◆ **What is needed**
Return nothing but the lines from the line with "Read this page and output its text content." through the last line of the entries that follow, copied exactly and free of pictures.

◆ **The data**
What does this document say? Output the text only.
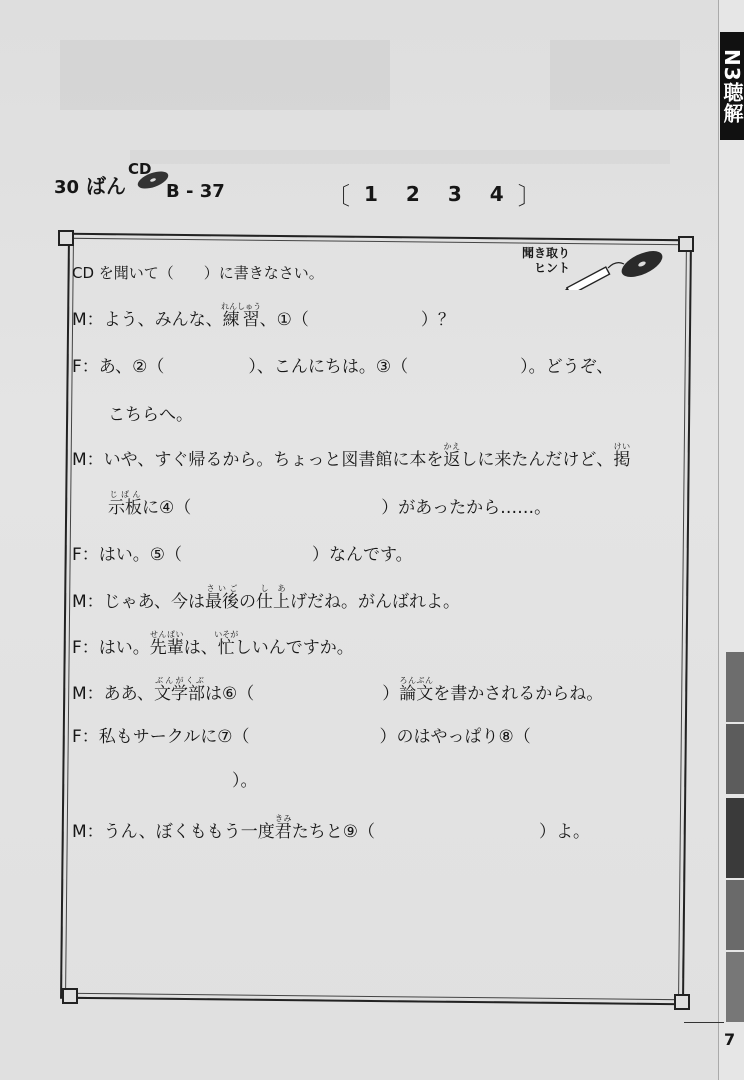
N3聴解
7
30 ばん
CD
B - 37	〔 1 2 3 4 〕
CD を聞いて（　　）に書きなさい。
聞き取り
ヒント
M：よう、みんな、練習れんしゅう、①（	）？
F：あ、②（	）、こんにちは。③（	）。どうぞ、
こちらへ。
M：いや、すぐ帰るから。ちょっと図書館に本を返かえしに来たんだけど、掲けい
示板じばんに④（	）があったから……。
F：はい。⑤（	）なんです。
M：じゃあ、今は最後さいごの仕上しあげだね。がんばれよ。
F：はい。先輩せんぱいは、忙いそがしいんですか。
M：ああ、文学部ぶんがくぶは⑥（	）論文ろんぶんを書かされるからね。
F：私もサークルに⑦（	）のはやっぱり⑧（
）。
M：うん、ぼくももう一度君きみたちと⑨（	）よ。
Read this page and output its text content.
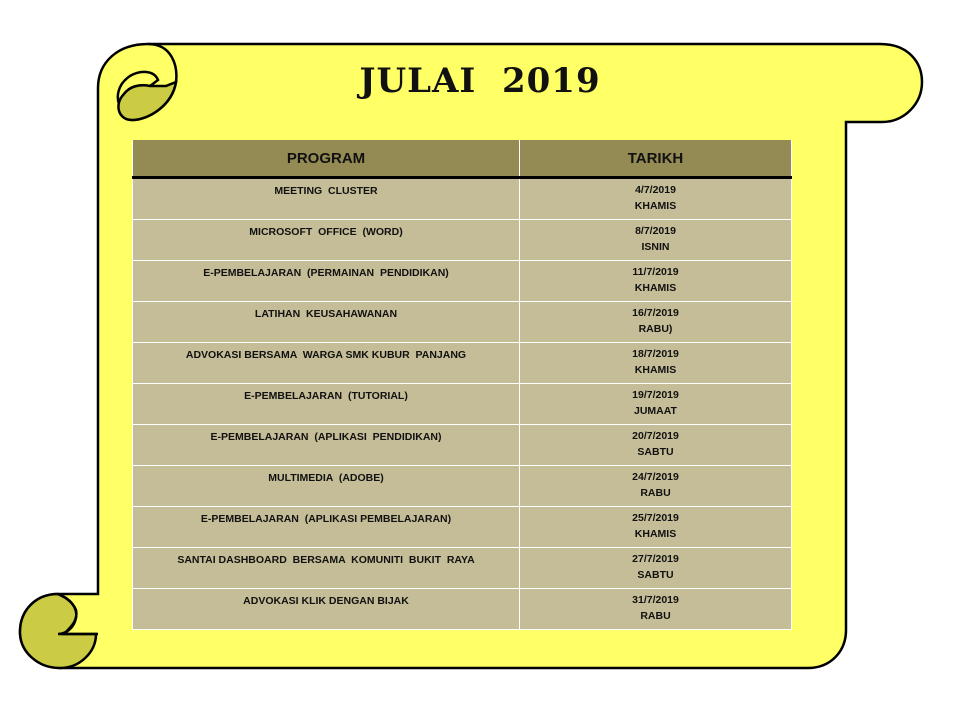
JULAI  2019
PROGRAM	TARIKH

MEETING  CLUSTER	4/7/2019
KHAMIS

MICROSOFT  OFFICE  (WORD)	8/7/2019
ISNIN

E-PEMBELAJARAN  (PERMAINAN  PENDIDIKAN)	11/7/2019
KHAMIS

LATIHAN  KEUSAHAWANAN	16/7/2019
RABU)

ADVOKASI BERSAMA  WARGA SMK KUBUR  PANJANG	18/7/2019
KHAMIS

E-PEMBELAJARAN  (TUTORIAL)	19/7/2019
JUMAAT

E-PEMBELAJARAN  (APLIKASI  PENDIDIKAN)	20/7/2019
SABTU

MULTIMEDIA  (ADOBE)	24/7/2019
RABU

E-PEMBELAJARAN  (APLIKASI PEMBELAJARAN)	25/7/2019
KHAMIS

SANTAI DASHBOARD  BERSAMA  KOMUNITI  BUKIT  RAYA	27/7/2019
SABTU

ADVOKASI KLIK DENGAN BIJAK	31/7/2019
RABU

◆ **Answer to the exercise**
Read this page and output its text content.
JULAI  2019
PROGRAM	TARIKH

MEETING  CLUSTER	4/7/2019
KHAMIS

MICROSOFT  OFFICE  (WORD)	8/7/2019
ISNIN

E-PEMBELAJARAN  (PERMAINAN  PENDIDIKAN)	11/7/2019
KHAMIS

LATIHAN  KEUSAHAWANAN	16/7/2019
RABU)

ADVOKASI BERSAMA  WARGA SMK KUBUR  PANJANG	18/7/2019
KHAMIS

E-PEMBELAJARAN  (TUTORIAL)	19/7/2019
JUMAAT

E-PEMBELAJARAN  (APLIKASI  PENDIDIKAN)	20/7/2019
SABTU

MULTIMEDIA  (ADOBE)	24/7/2019
RABU

E-PEMBELAJARAN  (APLIKASI PEMBELAJARAN)	25/7/2019
KHAMIS

SANTAI DASHBOARD  BERSAMA  KOMUNITI  BUKIT  RAYA	27/7/2019
SABTU

ADVOKASI KLIK DENGAN BIJAK	31/7/2019
RABU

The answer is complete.